--- Exercise goal ---
List all lines in the material below that contain "dalam".

--- The data ---

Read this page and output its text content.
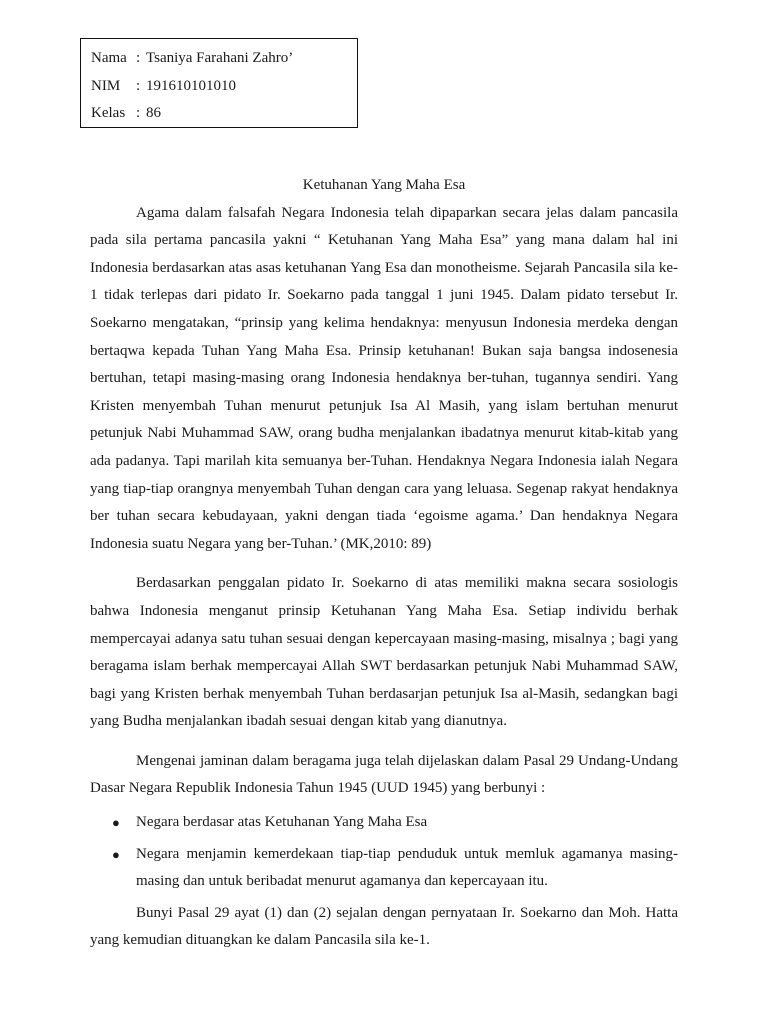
Nama : Tsaniya Farahani Zahro’
NIM	: 191610101010
Kelas : 86
Ketuhanan Yang Maha Esa

Agama dalam falsafah Negara Indonesia telah dipaparkan secara jelas dalam pancasila pada sila pertama pancasila yakni “ Ketuhanan Yang Maha Esa” yang mana dalam hal ini Indonesia berdasarkan atas asas ketuhanan Yang Esa dan monotheisme. Sejarah Pancasila sila ke-1 tidak terlepas dari pidato Ir. Soekarno pada tanggal 1 juni 1945. Dalam pidato tersebut Ir. Soekarno mengatakan, “prinsip yang kelima hendaknya: menyusun Indonesia merdeka dengan bertaqwa kepada Tuhan Yang Maha Esa. Prinsip ketuhanan! Bukan saja bangsa indosenesia bertuhan, tetapi masing-masing orang Indonesia hendaknya ber-tuhan, tugannya sendiri. Yang Kristen menyembah Tuhan menurut petunjuk Isa Al Masih, yang islam bertuhan menurut petunjuk Nabi Muhammad SAW, orang budha menjalankan ibadatnya menurut kitab-kitab yang ada padanya. Tapi marilah kita semuanya ber-Tuhan. Hendaknya Negara Indonesia ialah Negara yang tiap-tiap orangnya menyembah Tuhan dengan cara yang leluasa. Segenap rakyat hendaknya ber tuhan secara kebudayaan, yakni dengan tiada ‘egoisme agama.’ Dan hendaknya Negara Indonesia suatu Negara yang ber-Tuhan.’ (MK,2010: 89)

Berdasarkan penggalan pidato Ir. Soekarno di atas memiliki makna secara sosiologis bahwa Indonesia menganut prinsip Ketuhanan Yang Maha Esa. Setiap individu berhak mempercayai adanya satu tuhan sesuai dengan kepercayaan masing-masing, misalnya ; bagi yang beragama islam berhak mempercayai Allah SWT berdasarkan petunjuk Nabi Muhammad SAW, bagi yang Kristen berhak menyembah Tuhan berdasarjan petunjuk Isa al-Masih, sedangkan bagi yang Budha menjalankan ibadah sesuai dengan kitab yang dianutnya.

Mengenai jaminan dalam beragama juga telah dijelaskan dalam Pasal 29 Undang-Undang Dasar Negara Republik Indonesia Tahun 1945 (UUD 1945) yang berbunyi :

● Negara berdasar atas Ketuhanan Yang Maha Esa
● Negara menjamin kemerdekaan tiap-tiap penduduk untuk memluk agamanya masing-masing dan untuk beribadat menurut agamanya dan kepercayaan itu.

Bunyi Pasal 29 ayat (1) dan (2) sejalan dengan pernyataan Ir. Soekarno dan Moh. Hatta yang kemudian dituangkan ke dalam Pancasila sila ke-1.
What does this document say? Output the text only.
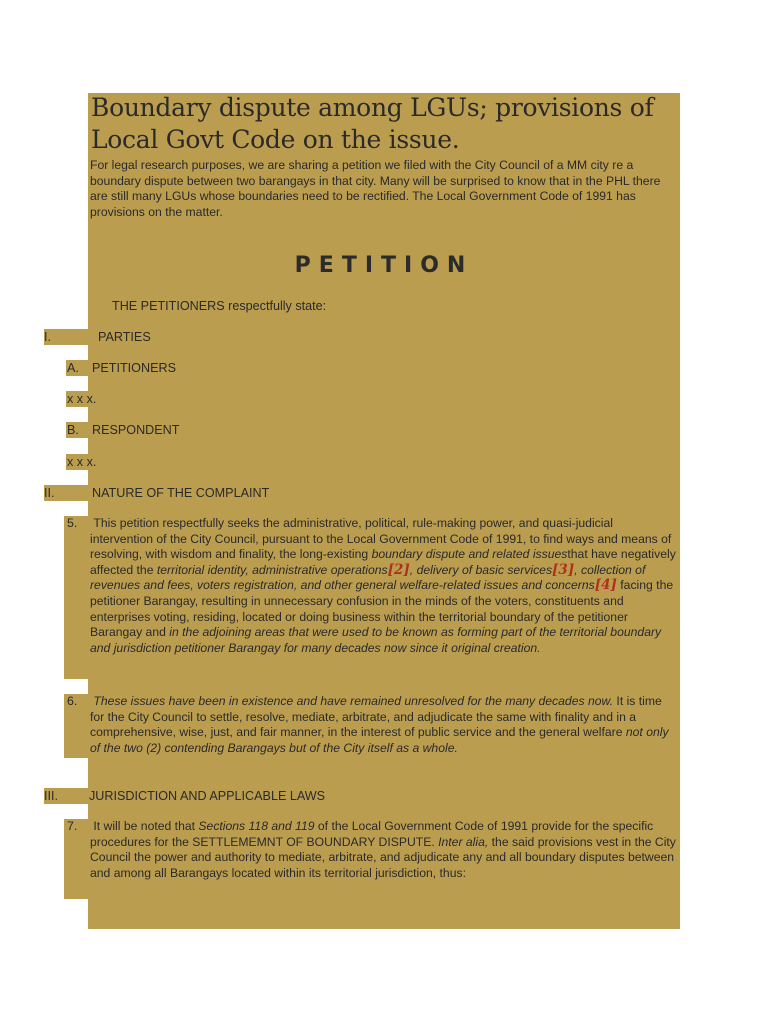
Boundary dispute among LGUs; provisions of Local Govt Code on the issue.
For legal research purposes, we are sharing a petition we filed with the City Council of a MM city re a boundary dispute between two barangays in that city. Many will be surprised to know that in the PHL there are still many LGUs whose boundaries need to be rectified. The Local Government Code of 1991 has provisions on the matter.
PETITION
THE PETITIONERS respectfully state:
I.	PARTIES
A. PETITIONERS
x x x.
B. RESPONDENT
x x x.
II.	NATURE OF THE COMPLAINT
5. This petition respectfully seeks the administrative, political, rule-making power, and quasi-judicial intervention of the City Council, pursuant to the Local Government Code of 1991, to find ways and means of resolving, with wisdom and finality, the long-existing boundary dispute and related issuesthat have negatively affected the territorial identity, administrative operations[2], delivery of basic services[3], collection of revenues and fees, voters registration, and other general welfare-related issues and concerns[4] facing the petitioner Barangay, resulting in unnecessary confusion in the minds of the voters, constituents and enterprises voting, residing, located or doing business within the territorial boundary of the petitioner Barangay and in the adjoining areas that were used to be known as forming part of the territorial boundary and jurisdiction petitioner Barangay for many decades now since it original creation.
6. These issues have been in existence and have remained unresolved for the many decades now. It is time for the City Council to settle, resolve, mediate, arbitrate, and adjudicate the same with finality and in a comprehensive, wise, just, and fair manner, in the interest of public service and the general welfare not only of the two (2) contending Barangays but of the City itself as a whole.
III. JURISDICTION AND APPLICABLE LAWS
7. It will be noted that Sections 118 and 119 of the Local Government Code of 1991 provide for the specific procedures for the SETTLEMEMNT OF BOUNDARY DISPUTE. Inter alia, the said provisions vest in the City Council the power and authority to mediate, arbitrate, and adjudicate any and all boundary disputes between and among all Barangays located within its territorial jurisdiction, thus:
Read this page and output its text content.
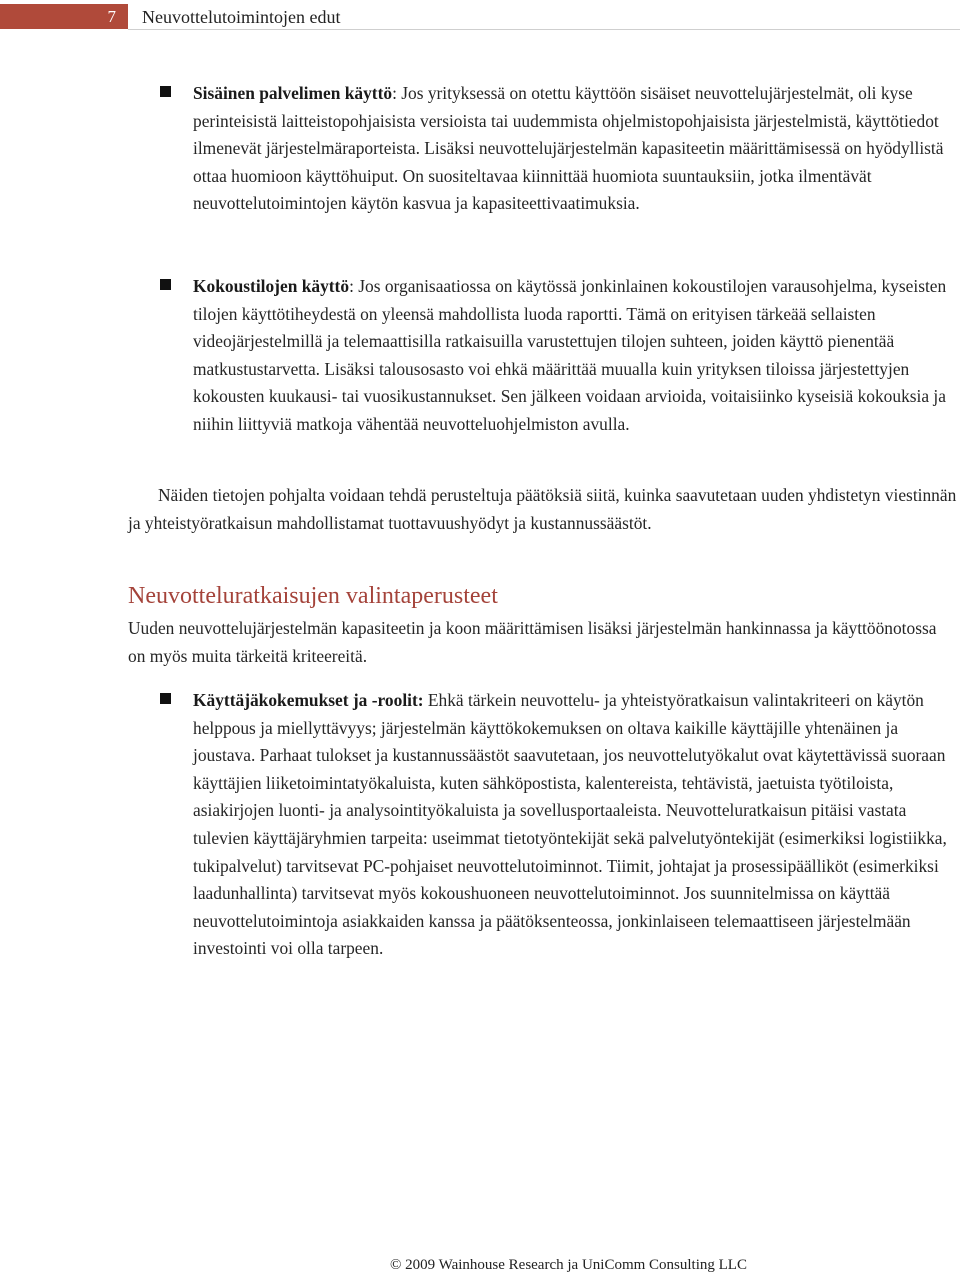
7	Neuvottelutoimintojen edut
Sisäinen palvelimen käyttö: Jos yrityksessä on otettu käyttöön sisäiset neuvottelujärjestelmät, oli kyse perinteisistä laitteistopohjaisista versioista tai uudemmista ohjelmistopohjaisista järjestelmistä, käyttötiedot ilmenevät järjestelmäraporteista. Lisäksi neuvottelujärjestelmän kapasiteetin määrittämisessä on hyödyllistä ottaa huomioon käyttöhuiput. On suositeltavaa kiinnittää huomiota suuntauksiin, jotka ilmentävät neuvottelutoimintojen käytön kasvua ja kapasiteettivaatimuksia.
Kokoustilojen käyttö: Jos organisaatiossa on käytössä jonkinlainen kokoustilojen varausohjelma, kyseisten tilojen käyttötiheydestä on yleensä mahdollista luoda raportti. Tämä on erityisen tärkeää sellaisten videojärjestelmillä ja telemaattisilla ratkaisuilla varustettujen tilojen suhteen, joiden käyttö pienentää matkustustarvetta. Lisäksi talousosasto voi ehkä määrittää muualla kuin yrityksen tiloissa järjestettyjen kokousten kuukausi- tai vuosikustannukset. Sen jälkeen voidaan arvioida, voitaisiinko kyseisiä kokouksia ja niihin liittyviä matkoja vähentää neuvotteluohjelmiston avulla.
Näiden tietojen pohjalta voidaan tehdä perusteltuja päätöksiä siitä, kuinka saavutetaan uuden yhdistetyn viestinnän ja yhteistyöratkaisun mahdollistamat tuottavuushyödyt ja kustannussäästöt.
Neuvotteluratkaisujen valintaperusteet
Uuden neuvottelujärjestelmän kapasiteetin ja koon määrittämisen lisäksi järjestelmän hankinnassa ja käyttöönotossa on myös muita tärkeitä kriteereitä.
Käyttäjäkokemukset ja -roolit: Ehkä tärkein neuvottelu- ja yhteistyöratkaisun valintakriteeri on käytön helppous ja miellyttävyys; järjestelmän käyttökokemuksen on oltava kaikille käyttäjille yhtenäinen ja joustava. Parhaat tulokset ja kustannussäästöt saavutetaan, jos neuvottelutyökalut ovat käytettävissä suoraan käyttäjien liiketoimintatyökaluista, kuten sähköpostista, kalentereista, tehtävistä, jaetuista työtiloista, asiakirjojen luonti- ja analysointityökaluista ja sovellusportaaleista. Neuvotteluratkaisun pitäisi vastata tulevien käyttäjäryhmien tarpeita: useimmat tietotyöntekijät sekä palvelutyöntekijät (esimerkiksi logistiikka, tukipalvelut) tarvitsevat PC-pohjaiset neuvottelutoiminnot. Tiimit, johtajat ja prosessipäälliköt (esimerkiksi laadunhallinta) tarvitsevat myös kokoushuoneen neuvottelutoiminnot. Jos suunnitelmissa on käyttää neuvottelutoimintoja asiakkaiden kanssa ja päätöksenteossa, jonkinlaiseen telemaattiseen järjestelmään investointi voi olla tarpeen.
© 2009 Wainhouse Research ja UniComm Consulting LLC
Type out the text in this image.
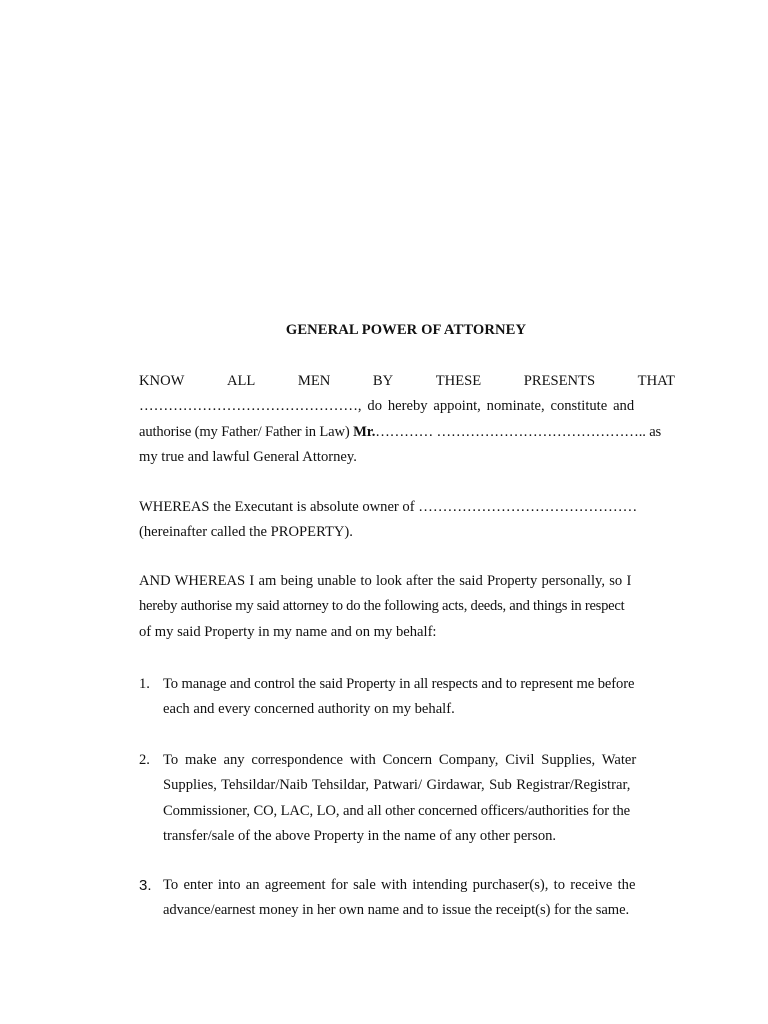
GENERAL POWER OF ATTORNEY
KNOW	ALL	MEN	BY	THESE	PRESENTS	THAT
………………………………………, do hereby appoint, nominate, constitute and
authorise (my Father/ Father in Law) Mr.………… …………………………………….. as
my true and lawful General Attorney.
WHEREAS the Executant is absolute owner of ………………………………………
(hereinafter called the PROPERTY).
AND WHEREAS I am being unable to look after the said Property personally, so I
hereby authorise my said attorney to do the following acts, deeds, and things in respect
of my said Property in my name and on my behalf:
1. To manage and control the said Property in all respects and to represent me before
each and every concerned authority on my behalf.
2. To make any correspondence with Concern Company, Civil Supplies, Water
Supplies, Tehsildar/Naib Tehsildar, Patwari/ Girdawar, Sub Registrar/Registrar,
Commissioner, CO, LAC, LO, and all other concerned officers/authorities for the
transfer/sale of the above Property in the name of any other person.
3. To enter into an agreement for sale with intending purchaser(s), to receive the
advance/earnest money in her own name and to issue the receipt(s) for the same.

--- Task answer ---
Agama dalam falsafah Negara Indonesia telah dipaparkan secara jelas dalam pancasila pada sila pertama pancasila yakni “ Ketuhanan Yang Maha Esa” yang mana dalam hal ini Indonesia berdasarkan atas asas ketuhanan Yang Esa dan monotheisme. Sejarah Pancasila sila ke-1 tidak terlepas dari pidato Ir. Soekarno pada tanggal 1 juni 1945. Dalam pidato tersebut Ir. Soekarno mengatakan, “prinsip yang kelima hendaknya: menyusun Indonesia merdeka dengan bertaqwa kepada Tuhan Yang Maha Esa. Prinsip ketuhanan! Bukan saja bangsa indosenesia bertuhan, tetapi masing-masing orang Indonesia hendaknya ber-tuhan, tugannya sendiri. Yang Kristen menyembah Tuhan menurut petunjuk Isa Al Masih, yang islam bertuhan menurut petunjuk Nabi Muhammad SAW, orang budha menjalankan ibadatnya menurut kitab-kitab yang ada padanya. Tapi marilah kita semuanya ber-Tuhan. Hendaknya Negara Indonesia ialah Negara yang tiap-tiap orangnya menyembah Tuhan dengan cara yang leluasa. Segenap rakyat hendaknya ber tuhan secara kebudayaan, yakni dengan tiada ‘egoisme agama.’ Dan hendaknya Negara Indonesia suatu Negara yang ber-Tuhan.’ (MK,2010: 89)
Mengenai jaminan dalam beragama juga telah dijelaskan dalam Pasal 29 Undang-Undang Dasar Negara Republik Indonesia Tahun 1945 (UUD 1945) yang berbunyi :
Bunyi Pasal 29 ayat (1) dan (2) sejalan dengan pernyataan Ir. Soekarno dan Moh. Hatta yang kemudian dituangkan ke dalam Pancasila sila ke-1.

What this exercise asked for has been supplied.